Task instructions ::
Which lines below mention "class"? Pick each one out.

-------------------------

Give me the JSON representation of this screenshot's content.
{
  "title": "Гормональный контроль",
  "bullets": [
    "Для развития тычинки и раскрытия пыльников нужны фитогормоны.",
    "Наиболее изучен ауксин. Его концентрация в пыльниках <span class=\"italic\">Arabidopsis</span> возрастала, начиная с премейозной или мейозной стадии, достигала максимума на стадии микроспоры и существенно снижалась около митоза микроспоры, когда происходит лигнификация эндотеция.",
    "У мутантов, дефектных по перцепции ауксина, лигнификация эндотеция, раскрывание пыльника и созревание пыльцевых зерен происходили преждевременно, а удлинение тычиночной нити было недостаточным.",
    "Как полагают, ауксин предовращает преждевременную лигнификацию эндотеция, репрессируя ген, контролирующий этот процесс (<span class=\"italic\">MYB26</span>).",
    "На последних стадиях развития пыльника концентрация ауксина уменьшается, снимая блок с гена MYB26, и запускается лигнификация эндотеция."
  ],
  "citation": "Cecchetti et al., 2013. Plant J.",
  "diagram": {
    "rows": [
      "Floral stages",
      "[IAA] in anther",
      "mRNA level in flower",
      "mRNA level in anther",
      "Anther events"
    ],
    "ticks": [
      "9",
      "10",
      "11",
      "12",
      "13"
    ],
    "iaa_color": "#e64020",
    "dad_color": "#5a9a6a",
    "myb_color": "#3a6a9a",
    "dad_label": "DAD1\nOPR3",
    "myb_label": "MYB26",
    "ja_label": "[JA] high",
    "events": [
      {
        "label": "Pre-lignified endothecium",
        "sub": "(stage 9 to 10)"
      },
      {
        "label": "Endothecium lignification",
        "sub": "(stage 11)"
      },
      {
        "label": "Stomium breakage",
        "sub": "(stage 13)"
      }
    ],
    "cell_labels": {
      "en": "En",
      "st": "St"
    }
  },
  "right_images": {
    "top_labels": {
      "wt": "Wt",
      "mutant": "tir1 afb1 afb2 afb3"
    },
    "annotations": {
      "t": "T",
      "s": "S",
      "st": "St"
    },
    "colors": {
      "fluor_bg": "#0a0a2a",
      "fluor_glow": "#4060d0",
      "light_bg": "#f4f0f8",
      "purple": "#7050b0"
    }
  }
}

-------------------------

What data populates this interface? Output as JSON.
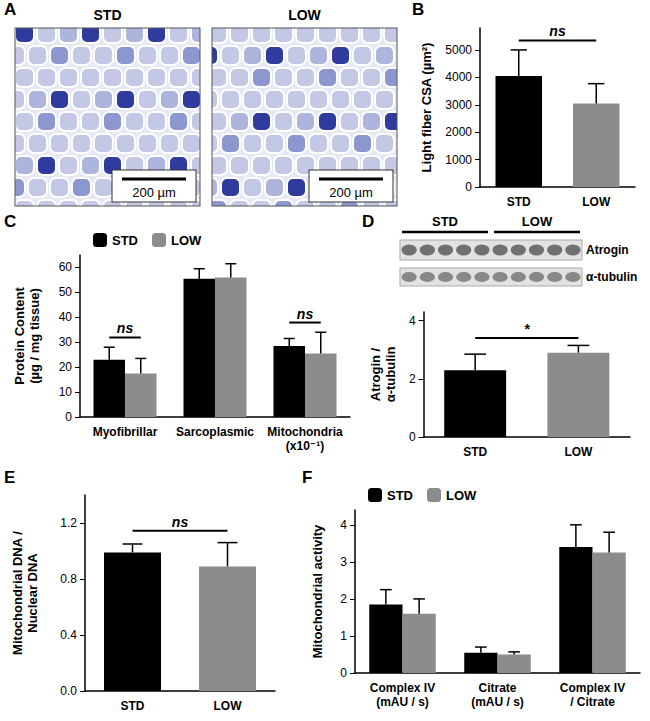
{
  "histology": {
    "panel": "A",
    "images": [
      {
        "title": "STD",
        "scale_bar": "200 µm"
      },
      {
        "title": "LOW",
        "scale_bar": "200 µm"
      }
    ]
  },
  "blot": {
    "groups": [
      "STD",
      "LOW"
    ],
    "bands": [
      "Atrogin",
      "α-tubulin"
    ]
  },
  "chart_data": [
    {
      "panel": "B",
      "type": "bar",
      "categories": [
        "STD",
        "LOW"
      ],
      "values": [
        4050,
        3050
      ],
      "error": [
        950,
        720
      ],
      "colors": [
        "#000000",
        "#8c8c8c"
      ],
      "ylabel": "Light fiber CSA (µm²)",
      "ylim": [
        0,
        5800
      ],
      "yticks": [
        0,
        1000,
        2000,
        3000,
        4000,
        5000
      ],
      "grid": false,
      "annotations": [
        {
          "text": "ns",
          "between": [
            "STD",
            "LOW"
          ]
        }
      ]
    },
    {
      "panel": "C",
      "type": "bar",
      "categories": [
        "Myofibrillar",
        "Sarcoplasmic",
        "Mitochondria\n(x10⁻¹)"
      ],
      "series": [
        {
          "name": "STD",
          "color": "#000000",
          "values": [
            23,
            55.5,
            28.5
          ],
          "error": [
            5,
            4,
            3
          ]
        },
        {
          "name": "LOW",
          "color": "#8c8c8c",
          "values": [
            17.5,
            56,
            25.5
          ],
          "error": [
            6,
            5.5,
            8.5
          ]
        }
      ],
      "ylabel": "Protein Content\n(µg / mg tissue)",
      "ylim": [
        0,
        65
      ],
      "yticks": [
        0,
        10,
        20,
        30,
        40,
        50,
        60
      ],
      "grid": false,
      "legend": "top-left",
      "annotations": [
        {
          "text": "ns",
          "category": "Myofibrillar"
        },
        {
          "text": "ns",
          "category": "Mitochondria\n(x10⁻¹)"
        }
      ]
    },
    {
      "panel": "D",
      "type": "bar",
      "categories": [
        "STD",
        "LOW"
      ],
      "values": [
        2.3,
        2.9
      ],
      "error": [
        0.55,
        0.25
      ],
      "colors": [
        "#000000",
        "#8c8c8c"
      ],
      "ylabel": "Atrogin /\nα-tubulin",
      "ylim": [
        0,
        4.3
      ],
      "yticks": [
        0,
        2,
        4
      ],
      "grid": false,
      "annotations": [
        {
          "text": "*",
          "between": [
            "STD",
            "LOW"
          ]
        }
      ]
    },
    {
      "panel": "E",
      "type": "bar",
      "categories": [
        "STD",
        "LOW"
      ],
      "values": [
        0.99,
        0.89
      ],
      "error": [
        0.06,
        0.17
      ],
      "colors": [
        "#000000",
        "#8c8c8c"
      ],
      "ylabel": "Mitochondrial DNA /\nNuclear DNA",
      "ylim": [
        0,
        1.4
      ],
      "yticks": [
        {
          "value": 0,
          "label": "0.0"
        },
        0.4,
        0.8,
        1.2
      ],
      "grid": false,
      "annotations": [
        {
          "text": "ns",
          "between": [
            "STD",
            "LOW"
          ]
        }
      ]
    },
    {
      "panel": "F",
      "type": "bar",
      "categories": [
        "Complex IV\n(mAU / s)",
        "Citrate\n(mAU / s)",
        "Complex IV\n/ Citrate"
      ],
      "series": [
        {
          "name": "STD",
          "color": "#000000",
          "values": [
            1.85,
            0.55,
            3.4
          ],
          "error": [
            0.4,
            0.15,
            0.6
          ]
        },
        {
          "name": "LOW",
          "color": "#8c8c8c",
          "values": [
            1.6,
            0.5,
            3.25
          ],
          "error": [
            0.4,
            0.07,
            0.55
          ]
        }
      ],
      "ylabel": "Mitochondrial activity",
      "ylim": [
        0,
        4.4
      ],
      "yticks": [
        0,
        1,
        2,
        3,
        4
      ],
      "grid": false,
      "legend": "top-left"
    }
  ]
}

-------------------------

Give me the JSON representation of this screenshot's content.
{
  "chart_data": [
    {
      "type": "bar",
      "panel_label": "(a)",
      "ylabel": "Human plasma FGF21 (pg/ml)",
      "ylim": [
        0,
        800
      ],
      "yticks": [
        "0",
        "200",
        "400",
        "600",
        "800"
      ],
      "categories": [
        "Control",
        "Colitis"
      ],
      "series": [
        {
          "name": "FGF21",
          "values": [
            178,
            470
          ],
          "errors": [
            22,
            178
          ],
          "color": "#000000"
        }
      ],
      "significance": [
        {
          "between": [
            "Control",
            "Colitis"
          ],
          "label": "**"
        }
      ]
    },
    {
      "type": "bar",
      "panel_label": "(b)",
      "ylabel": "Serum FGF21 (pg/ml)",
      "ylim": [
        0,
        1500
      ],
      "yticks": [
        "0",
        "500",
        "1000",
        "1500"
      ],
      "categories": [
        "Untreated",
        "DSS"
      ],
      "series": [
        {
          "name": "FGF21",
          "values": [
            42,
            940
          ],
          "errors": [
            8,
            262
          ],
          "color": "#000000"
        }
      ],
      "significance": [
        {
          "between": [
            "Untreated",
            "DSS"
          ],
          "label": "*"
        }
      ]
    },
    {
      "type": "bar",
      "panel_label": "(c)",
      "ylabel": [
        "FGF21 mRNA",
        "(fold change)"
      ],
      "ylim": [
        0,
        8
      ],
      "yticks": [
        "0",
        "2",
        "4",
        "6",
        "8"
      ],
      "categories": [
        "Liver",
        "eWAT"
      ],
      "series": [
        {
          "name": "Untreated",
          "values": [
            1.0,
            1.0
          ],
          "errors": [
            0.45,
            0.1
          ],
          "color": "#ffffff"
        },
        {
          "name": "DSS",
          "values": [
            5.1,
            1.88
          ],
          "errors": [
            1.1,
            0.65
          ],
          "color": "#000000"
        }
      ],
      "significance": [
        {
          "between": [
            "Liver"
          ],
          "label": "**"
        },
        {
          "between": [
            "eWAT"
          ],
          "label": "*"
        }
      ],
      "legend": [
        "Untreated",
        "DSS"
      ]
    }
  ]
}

-------------------------

Solved problem ::
    "Наиболее изучен ауксин. Его концентрация в пыльниках <span class=\"italic\">Arabidopsis</span> возрастала, начиная с премейозной или мейозной стадии, достигала максимума на стадии микроспоры и существенно снижалась около митоза микроспоры, когда происходит лигнификация эндотеция.",
    "Как полагают, ауксин предовращает преждевременную лигнификацию эндотеция, репрессируя ген, контролирующий этот процесс (<span class=\"italic\">MYB26</span>).",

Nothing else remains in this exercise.